>> Start Data supplied

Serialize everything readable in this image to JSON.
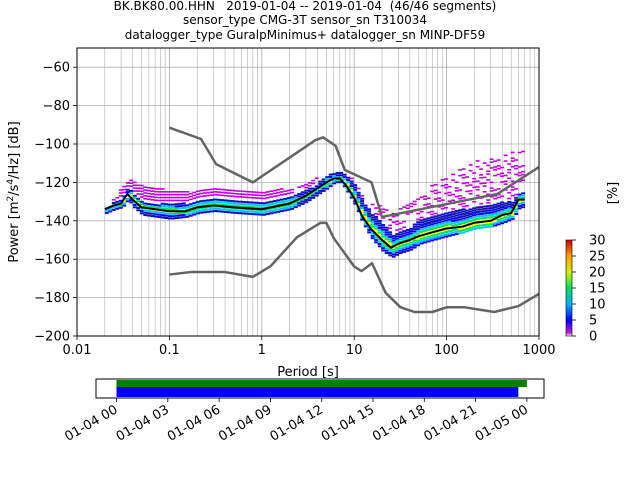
{
  "header": {
    "title_lines": [
      "BK.BK80.00.HHN   2019-01-04 -- 2019-01-04  (46/46 segments)",
      "sensor_type CMG-3T sensor_sn T310034",
      "datalogger_type GuralpMinimus+ datalogger_sn MINP-DF59"
    ]
  },
  "colors": {
    "noise_model": "#646464",
    "mode_line": "#000000",
    "coverage_data": "#008000",
    "coverage_gaps": "#0000ff"
  },
  "chart_data": [
    {
      "type": "heatmap",
      "title": "BK.BK80.00.HHN   2019-01-04 -- 2019-01-04  (46/46 segments)",
      "xlabel": "Period [s]",
      "ylabel_parts": {
        "prefix": "Power [m",
        "sup1": "2",
        "mid": "/s",
        "sup2": "4",
        "suffix": "/Hz] [dB]"
      },
      "x_scale": "log",
      "xlim": [
        0.01,
        1000
      ],
      "ylim": [
        -200,
        -50
      ],
      "x_ticks": [
        0.01,
        0.1,
        1,
        10,
        100,
        1000
      ],
      "x_tick_labels": [
        "0.01",
        "0.1",
        "1",
        "10",
        "100",
        "1000"
      ],
      "y_ticks": [
        -200,
        -180,
        -160,
        -140,
        -120,
        -100,
        -80,
        -60
      ],
      "y_tick_labels": [
        "−200",
        "−180",
        "−160",
        "−140",
        "−120",
        "−100",
        "−80",
        "−60"
      ],
      "grid": true,
      "colorbar": {
        "label": "[%]",
        "range": [
          0,
          30
        ],
        "ticks": [
          0,
          5,
          10,
          15,
          20,
          25,
          30
        ],
        "tick_labels": [
          "0",
          "5",
          "10",
          "15",
          "20",
          "25",
          "30"
        ]
      },
      "series": [
        {
          "name": "NHNM",
          "x": [
            0.1,
            0.22,
            0.32,
            0.8,
            3.8,
            4.6,
            6.3,
            7.9,
            15.4,
            20,
            354.8,
            1000
          ],
          "y": [
            -91.5,
            -97.4,
            -110.5,
            -120,
            -98,
            -96.5,
            -101,
            -113.5,
            -120,
            -138,
            -126,
            -112
          ]
        },
        {
          "name": "NLNM",
          "x": [
            0.1,
            0.17,
            0.4,
            0.8,
            1.24,
            2.4,
            4.3,
            5,
            6,
            10,
            12,
            15.6,
            21.9,
            31.6,
            45,
            70,
            101,
            154,
            328,
            600,
            1000
          ],
          "y": [
            -168,
            -166.7,
            -166.7,
            -169.2,
            -163.7,
            -148.6,
            -141.1,
            -141.1,
            -149,
            -163.8,
            -166.2,
            -162.1,
            -177.5,
            -185,
            -187.5,
            -187.5,
            -185,
            -185,
            -187.5,
            -184.4,
            -178
          ]
        },
        {
          "name": "mode",
          "x": [
            0.02,
            0.025,
            0.03,
            0.035,
            0.04,
            0.05,
            0.07,
            0.1,
            0.15,
            0.2,
            0.3,
            0.5,
            1,
            2,
            3,
            4,
            5,
            6,
            7,
            8,
            10,
            12,
            15,
            20,
            25,
            30,
            40,
            50,
            70,
            100,
            150,
            200,
            300,
            400,
            500,
            600,
            700
          ],
          "y": [
            -134,
            -132,
            -131,
            -126,
            -129,
            -133,
            -134,
            -135,
            -135,
            -133,
            -132,
            -133,
            -134,
            -131,
            -127,
            -123,
            -120,
            -118,
            -118,
            -121,
            -128,
            -137,
            -144,
            -150,
            -154,
            -152,
            -150,
            -148,
            -146,
            -144,
            -143,
            -141,
            -140,
            -137,
            -136,
            -129,
            -129
          ]
        }
      ],
      "density": {
        "x": [
          0.02,
          0.025,
          0.03,
          0.035,
          0.04,
          0.05,
          0.07,
          0.1,
          0.15,
          0.2,
          0.3,
          0.5,
          1,
          2,
          3,
          4,
          5,
          6,
          7,
          8,
          10,
          12,
          15,
          20,
          25,
          30,
          40,
          50,
          70,
          100,
          150,
          200,
          300,
          400,
          500,
          600,
          700
        ],
        "lower": [
          -136,
          -134,
          -133,
          -129,
          -133,
          -137,
          -138,
          -139,
          -138,
          -136,
          -135,
          -136,
          -137,
          -134,
          -130,
          -126,
          -123,
          -120,
          -120,
          -124,
          -132,
          -141,
          -149,
          -156,
          -159,
          -157,
          -155,
          -152,
          -150,
          -148,
          -146,
          -144,
          -143,
          -141,
          -139,
          -133,
          -133
        ],
        "upper": [
          -133,
          -130,
          -128,
          -122,
          -126,
          -130,
          -131,
          -131,
          -131,
          -129,
          -128,
          -129,
          -130,
          -127,
          -124,
          -120,
          -116,
          -115,
          -115,
          -117,
          -122,
          -130,
          -136,
          -142,
          -147,
          -146,
          -143,
          -140,
          -138,
          -136,
          -134,
          -133,
          -132,
          -130,
          -130,
          -125,
          -125
        ],
        "outer_upper": [
          -133,
          -128,
          -122,
          -118,
          -120,
          -122,
          -123,
          -124,
          -125,
          -124,
          -123,
          -124,
          -124,
          -123,
          -120,
          -117,
          -116,
          -115,
          -115,
          -116,
          -120,
          -126,
          -130,
          -133,
          -135,
          -134,
          -130,
          -126,
          -121,
          -117,
          -112,
          -109,
          -108,
          -106,
          -104,
          -102,
          -102
        ]
      }
    },
    {
      "type": "coverage",
      "x_tick_labels": [
        "01-04 00",
        "01-04 03",
        "01-04 06",
        "01-04 09",
        "01-04 12",
        "01-04 15",
        "01-04 18",
        "01-04 21",
        "01-05 00"
      ],
      "x_tick_hours": [
        0,
        3,
        6,
        9,
        12,
        15,
        18,
        21,
        24
      ],
      "xlim_hours": [
        -1.2,
        25
      ],
      "bars": [
        {
          "name": "data",
          "start_hour": 0,
          "end_hour": 24
        },
        {
          "name": "psd segments",
          "start_hour": 0,
          "end_hour": 23.5
        }
      ]
    }
  ]
}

>> End Data supplied

### What is being asked
Of all the lines above, how many contain the word "name"? Answer with only the number.

### Answer
5